**Task description**
Pictures aside, write out every record exactly as it appears.

++++ Data for the task

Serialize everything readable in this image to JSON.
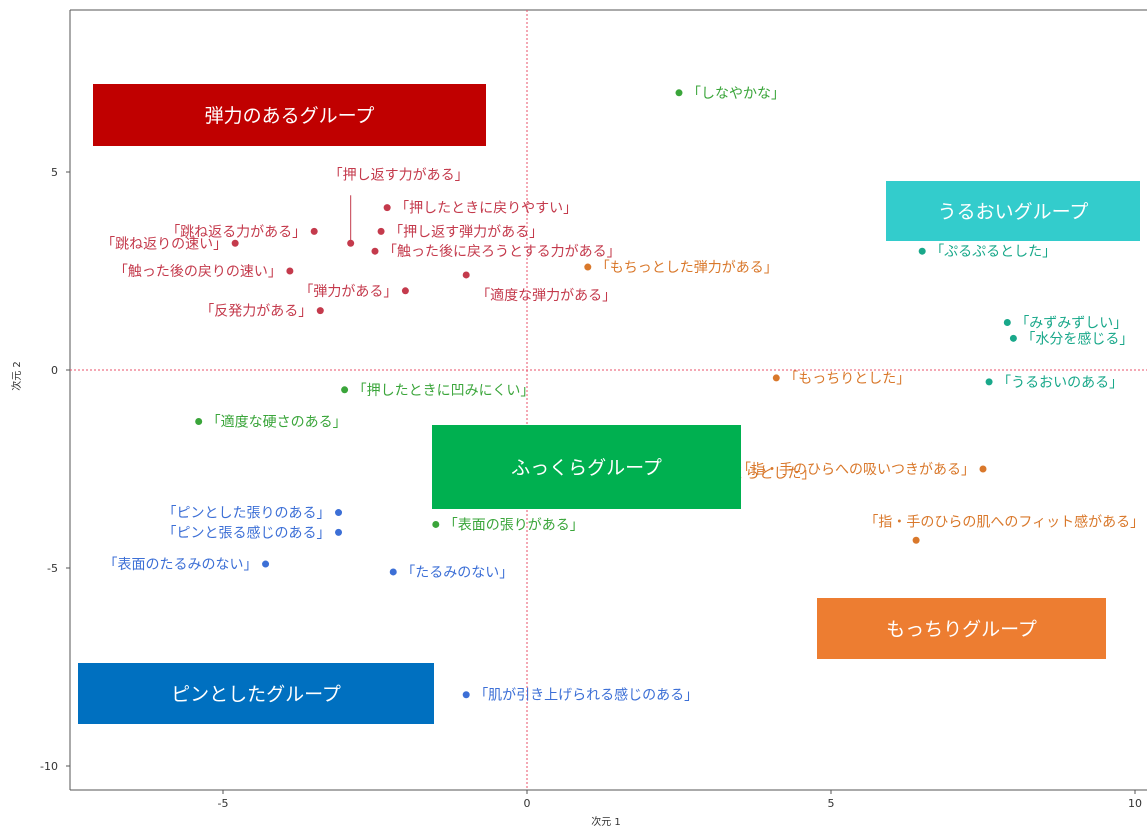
{
  "chart_data": {
    "type": "scatter",
    "xlabel": "次元 1",
    "ylabel": "次元 2",
    "xlim": [
      -7.5,
      10
    ],
    "ylim": [
      -11,
      8.2
    ],
    "xticks": [
      -5,
      0,
      5,
      10
    ],
    "yticks": [
      -10,
      -5,
      0,
      5
    ],
    "grid": false,
    "reference_lines": {
      "x": 0,
      "y": 0
    },
    "colors": {
      "red": "#c43a4c",
      "green": "#3aa53a",
      "teal": "#19a88a",
      "orange": "#d9782b",
      "blue": "#3c6fd6"
    },
    "series": [
      {
        "color": "red",
        "points": [
          {
            "x": -4.8,
            "y": 3.2,
            "label": "「跳ね返りの速い」",
            "anchor": "end"
          },
          {
            "x": -3.5,
            "y": 3.5,
            "label": "「跳ね返る力がある」",
            "anchor": "end"
          },
          {
            "x": -2.3,
            "y": 4.1,
            "label": "「押したときに戻りやすい」",
            "anchor": "start"
          },
          {
            "x": -2.4,
            "y": 3.5,
            "label": "「押し返す弾力がある」",
            "anchor": "start"
          },
          {
            "x": -2.5,
            "y": 3.0,
            "label": "「触った後に戻ろうとする力がある」",
            "anchor": "start"
          },
          {
            "x": -3.9,
            "y": 2.5,
            "label": "「触った後の戻りの速い」",
            "anchor": "end"
          },
          {
            "x": -3.4,
            "y": 1.5,
            "label": "「反発力がある」",
            "anchor": "end"
          },
          {
            "x": -2.0,
            "y": 2.0,
            "label": "「弾力がある」",
            "anchor": "end"
          },
          {
            "x": -1.0,
            "y": 2.4,
            "label": "「適度な弾力がある」",
            "anchor": "below"
          },
          {
            "x": -2.9,
            "y": 3.2,
            "label": "「押し返す力がある」",
            "anchor": "callout"
          }
        ]
      },
      {
        "color": "green",
        "points": [
          {
            "x": 2.5,
            "y": 7.0,
            "label": "「しなやかな」",
            "anchor": "start"
          },
          {
            "x": -3.0,
            "y": -0.5,
            "label": "「押したときに凹みにくい」",
            "anchor": "start"
          },
          {
            "x": -5.4,
            "y": -1.3,
            "label": "「適度な硬さのある」",
            "anchor": "start"
          },
          {
            "x": -1.5,
            "y": -2.7,
            "label": "",
            "anchor": "start"
          },
          {
            "x": -1.5,
            "y": -3.9,
            "label": "「表面の張りがある」",
            "anchor": "start"
          }
        ]
      },
      {
        "color": "teal",
        "points": [
          {
            "x": 6.5,
            "y": 3.0,
            "label": "「ぷるぷるとした」",
            "anchor": "start"
          },
          {
            "x": 7.9,
            "y": 1.2,
            "label": "「みずみずしい」",
            "anchor": "start"
          },
          {
            "x": 8.0,
            "y": 0.8,
            "label": "「水分を感じる」",
            "anchor": "start"
          },
          {
            "x": 7.6,
            "y": -0.3,
            "label": "「うるおいのある」",
            "anchor": "start"
          }
        ]
      },
      {
        "color": "orange",
        "points": [
          {
            "x": 1.0,
            "y": 2.6,
            "label": "「もちっとした弾力がある」",
            "anchor": "start"
          },
          {
            "x": 4.1,
            "y": -0.2,
            "label": "「もっちりとした」",
            "anchor": "start"
          },
          {
            "x": 7.5,
            "y": -2.5,
            "label": "「指・手のひらへの吸いつきがある」",
            "anchor": "end"
          },
          {
            "x": 6.4,
            "y": -4.3,
            "label": "「指・手のひらの肌へのフィット感がある」",
            "anchor": "above"
          },
          {
            "x": 3.0,
            "y": -2.6,
            "label": "っくらとした」",
            "anchor": "start"
          }
        ]
      },
      {
        "color": "blue",
        "points": [
          {
            "x": -3.1,
            "y": -3.6,
            "label": "「ピンとした張りのある」",
            "anchor": "end"
          },
          {
            "x": -3.1,
            "y": -4.1,
            "label": "「ピンと張る感じのある」",
            "anchor": "end"
          },
          {
            "x": -4.3,
            "y": -4.9,
            "label": "「表面のたるみのない」",
            "anchor": "end"
          },
          {
            "x": -2.2,
            "y": -5.1,
            "label": "「たるみのない」",
            "anchor": "start"
          },
          {
            "x": -1.0,
            "y": -8.2,
            "label": "「肌が引き上げられる感じのある」",
            "anchor": "start"
          }
        ]
      }
    ],
    "group_boxes": [
      {
        "label": "弾力のあるグループ",
        "color": "#c00000"
      },
      {
        "label": "うるおいグループ",
        "color": "#33cccc"
      },
      {
        "label": "ふっくらグループ",
        "color": "#00b050"
      },
      {
        "label": "もっちりグループ",
        "color": "#ed7d31"
      },
      {
        "label": "ピンとしたグループ",
        "color": "#0070c0"
      }
    ]
  }
}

++++++++

**Answer below**
Serialize everything readable in this image to JSON.
{
  "chart_data": {
    "type": "scatter",
    "xlabel": "次元 1",
    "ylabel": "次元 2",
    "xlim": [
      -7.5,
      10
    ],
    "ylim": [
      -11,
      8.2
    ],
    "xticks": [
      -5,
      0,
      5,
      10
    ],
    "yticks": [
      -10,
      -5,
      0,
      5
    ],
    "grid": false,
    "reference_lines": {
      "x": 0,
      "y": 0
    },
    "colors": {
      "red": "#c43a4c",
      "green": "#3aa53a",
      "teal": "#19a88a",
      "orange": "#d9782b",
      "blue": "#3c6fd6"
    },
    "series": [
      {
        "color": "red",
        "points": [
          {
            "x": -4.8,
            "y": 3.2,
            "label": "「跳ね返りの速い」",
            "anchor": "end"
          },
          {
            "x": -3.5,
            "y": 3.5,
            "label": "「跳ね返る力がある」",
            "anchor": "end"
          },
          {
            "x": -2.3,
            "y": 4.1,
            "label": "「押したときに戻りやすい」",
            "anchor": "start"
          },
          {
            "x": -2.4,
            "y": 3.5,
            "label": "「押し返す弾力がある」",
            "anchor": "start"
          },
          {
            "x": -2.5,
            "y": 3.0,
            "label": "「触った後に戻ろうとする力がある」",
            "anchor": "start"
          },
          {
            "x": -3.9,
            "y": 2.5,
            "label": "「触った後の戻りの速い」",
            "anchor": "end"
          },
          {
            "x": -3.4,
            "y": 1.5,
            "label": "「反発力がある」",
            "anchor": "end"
          },
          {
            "x": -2.0,
            "y": 2.0,
            "label": "「弾力がある」",
            "anchor": "end"
          },
          {
            "x": -1.0,
            "y": 2.4,
            "label": "「適度な弾力がある」",
            "anchor": "below"
          },
          {
            "x": -2.9,
            "y": 3.2,
            "label": "「押し返す力がある」",
            "anchor": "callout"
          }
        ]
      },
      {
        "color": "green",
        "points": [
          {
            "x": 2.5,
            "y": 7.0,
            "label": "「しなやかな」",
            "anchor": "start"
          },
          {
            "x": -3.0,
            "y": -0.5,
            "label": "「押したときに凹みにくい」",
            "anchor": "start"
          },
          {
            "x": -5.4,
            "y": -1.3,
            "label": "「適度な硬さのある」",
            "anchor": "start"
          },
          {
            "x": -1.5,
            "y": -2.7,
            "label": "",
            "anchor": "start"
          },
          {
            "x": -1.5,
            "y": -3.9,
            "label": "「表面の張りがある」",
            "anchor": "start"
          }
        ]
      },
      {
        "color": "teal",
        "points": [
          {
            "x": 6.5,
            "y": 3.0,
            "label": "「ぷるぷるとした」",
            "anchor": "start"
          },
          {
            "x": 7.9,
            "y": 1.2,
            "label": "「みずみずしい」",
            "anchor": "start"
          },
          {
            "x": 8.0,
            "y": 0.8,
            "label": "「水分を感じる」",
            "anchor": "start"
          },
          {
            "x": 7.6,
            "y": -0.3,
            "label": "「うるおいのある」",
            "anchor": "start"
          }
        ]
      },
      {
        "color": "orange",
        "points": [
          {
            "x": 1.0,
            "y": 2.6,
            "label": "「もちっとした弾力がある」",
            "anchor": "start"
          },
          {
            "x": 4.1,
            "y": -0.2,
            "label": "「もっちりとした」",
            "anchor": "start"
          },
          {
            "x": 7.5,
            "y": -2.5,
            "label": "「指・手のひらへの吸いつきがある」",
            "anchor": "end"
          },
          {
            "x": 6.4,
            "y": -4.3,
            "label": "「指・手のひらの肌へのフィット感がある」",
            "anchor": "above"
          },
          {
            "x": 3.0,
            "y": -2.6,
            "label": "っくらとした」",
            "anchor": "start"
          }
        ]
      },
      {
        "color": "blue",
        "points": [
          {
            "x": -3.1,
            "y": -3.6,
            "label": "「ピンとした張りのある」",
            "anchor": "end"
          },
          {
            "x": -3.1,
            "y": -4.1,
            "label": "「ピンと張る感じのある」",
            "anchor": "end"
          },
          {
            "x": -4.3,
            "y": -4.9,
            "label": "「表面のたるみのない」",
            "anchor": "end"
          },
          {
            "x": -2.2,
            "y": -5.1,
            "label": "「たるみのない」",
            "anchor": "start"
          },
          {
            "x": -1.0,
            "y": -8.2,
            "label": "「肌が引き上げられる感じのある」",
            "anchor": "start"
          }
        ]
      }
    ],
    "group_boxes": [
      {
        "label": "弾力のあるグループ",
        "color": "#c00000"
      },
      {
        "label": "うるおいグループ",
        "color": "#33cccc"
      },
      {
        "label": "ふっくらグループ",
        "color": "#00b050"
      },
      {
        "label": "もっちりグループ",
        "color": "#ed7d31"
      },
      {
        "label": "ピンとしたグループ",
        "color": "#0070c0"
      }
    ]
  }
}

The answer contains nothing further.